Exercise description: Reproduce the listing below exactly. Pictures do not belong in the copy.

-- start --

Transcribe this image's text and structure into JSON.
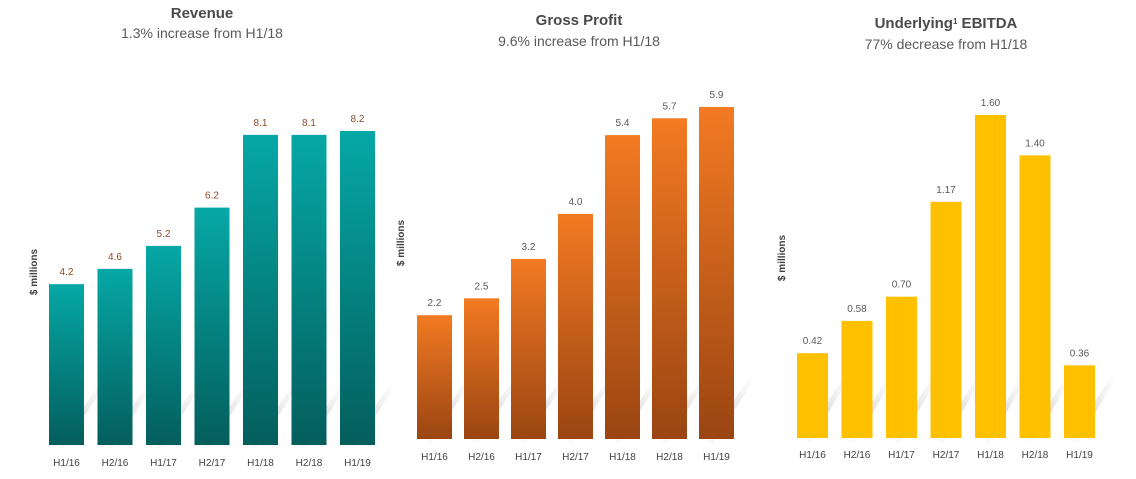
{
  "charts": [
    {
      "title": "Revenue",
      "title_sup": "",
      "subtitle": "1.3% increase from H1/18",
      "ylabel": "$ millions",
      "label_color": "#8a4a2a",
      "color_top": "#05a8a6",
      "color_bottom": "#045e5c"
    },
    {
      "title": "Gross Profit",
      "title_sup": "",
      "subtitle": "9.6% increase from H1/18",
      "ylabel": "$ millions",
      "label_color": "#595959",
      "color_top": "#f37a22",
      "color_bottom": "#9a4512"
    },
    {
      "title": "Underlying",
      "title_sup": "1",
      "title_rest": " EBITDA",
      "subtitle": "77% decrease from  H1/18",
      "ylabel": "$ millions",
      "label_color": "#595959",
      "color_top": "#ffc000",
      "color_bottom": "#ffc000"
    }
  ],
  "chart_data": [
    {
      "type": "bar",
      "title": "Revenue",
      "subtitle": "1.3% increase from H1/18",
      "ylabel": "$ millions",
      "categories": [
        "H1/16",
        "H2/16",
        "H1/17",
        "H2/17",
        "H1/18",
        "H2/18",
        "H1/19"
      ],
      "values": [
        4.2,
        4.6,
        5.2,
        6.2,
        8.1,
        8.1,
        8.2
      ],
      "value_labels": [
        "4.2",
        "4.6",
        "5.2",
        "6.2",
        "8.1",
        "8.1",
        "8.2"
      ],
      "ylim": [
        0,
        9
      ]
    },
    {
      "type": "bar",
      "title": "Gross Profit",
      "subtitle": "9.6% increase from H1/18",
      "ylabel": "$ millions",
      "categories": [
        "H1/16",
        "H2/16",
        "H1/17",
        "H2/17",
        "H1/18",
        "H2/18",
        "H1/19"
      ],
      "values": [
        2.2,
        2.5,
        3.2,
        4.0,
        5.4,
        5.7,
        5.9
      ],
      "value_labels": [
        "2.2",
        "2.5",
        "3.2",
        "4.0",
        "5.4",
        "5.7",
        "5.9"
      ],
      "ylim": [
        0,
        6
      ]
    },
    {
      "type": "bar",
      "title": "Underlying¹ EBITDA",
      "subtitle": "77% decrease from  H1/18",
      "ylabel": "$ millions",
      "categories": [
        "H1/16",
        "H2/16",
        "H1/17",
        "H2/17",
        "H1/18",
        "H2/18",
        "H1/19"
      ],
      "values": [
        0.42,
        0.58,
        0.7,
        1.17,
        1.6,
        1.4,
        0.36
      ],
      "value_labels": [
        "0.42",
        "0.58",
        "0.70",
        "1.17",
        "1.60",
        "1.40",
        "0.36"
      ],
      "ylim": [
        0,
        1.65
      ]
    }
  ]
}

-- end --

Answer:
Transcribe this image's text and structure into JSON.
{
  "charts": [
    {
      "title": "Revenue",
      "title_sup": "",
      "subtitle": "1.3% increase from H1/18",
      "ylabel": "$ millions",
      "label_color": "#8a4a2a",
      "color_top": "#05a8a6",
      "color_bottom": "#045e5c"
    },
    {
      "title": "Gross Profit",
      "title_sup": "",
      "subtitle": "9.6% increase from H1/18",
      "ylabel": "$ millions",
      "label_color": "#595959",
      "color_top": "#f37a22",
      "color_bottom": "#9a4512"
    },
    {
      "title": "Underlying",
      "title_sup": "1",
      "title_rest": " EBITDA",
      "subtitle": "77% decrease from  H1/18",
      "ylabel": "$ millions",
      "label_color": "#595959",
      "color_top": "#ffc000",
      "color_bottom": "#ffc000"
    }
  ],
  "chart_data": [
    {
      "type": "bar",
      "title": "Revenue",
      "subtitle": "1.3% increase from H1/18",
      "ylabel": "$ millions",
      "categories": [
        "H1/16",
        "H2/16",
        "H1/17",
        "H2/17",
        "H1/18",
        "H2/18",
        "H1/19"
      ],
      "values": [
        4.2,
        4.6,
        5.2,
        6.2,
        8.1,
        8.1,
        8.2
      ],
      "value_labels": [
        "4.2",
        "4.6",
        "5.2",
        "6.2",
        "8.1",
        "8.1",
        "8.2"
      ],
      "ylim": [
        0,
        9
      ]
    },
    {
      "type": "bar",
      "title": "Gross Profit",
      "subtitle": "9.6% increase from H1/18",
      "ylabel": "$ millions",
      "categories": [
        "H1/16",
        "H2/16",
        "H1/17",
        "H2/17",
        "H1/18",
        "H2/18",
        "H1/19"
      ],
      "values": [
        2.2,
        2.5,
        3.2,
        4.0,
        5.4,
        5.7,
        5.9
      ],
      "value_labels": [
        "2.2",
        "2.5",
        "3.2",
        "4.0",
        "5.4",
        "5.7",
        "5.9"
      ],
      "ylim": [
        0,
        6
      ]
    },
    {
      "type": "bar",
      "title": "Underlying¹ EBITDA",
      "subtitle": "77% decrease from  H1/18",
      "ylabel": "$ millions",
      "categories": [
        "H1/16",
        "H2/16",
        "H1/17",
        "H2/17",
        "H1/18",
        "H2/18",
        "H1/19"
      ],
      "values": [
        0.42,
        0.58,
        0.7,
        1.17,
        1.6,
        1.4,
        0.36
      ],
      "value_labels": [
        "0.42",
        "0.58",
        "0.70",
        "1.17",
        "1.60",
        "1.40",
        "0.36"
      ],
      "ylim": [
        0,
        1.65
      ]
    }
  ]
}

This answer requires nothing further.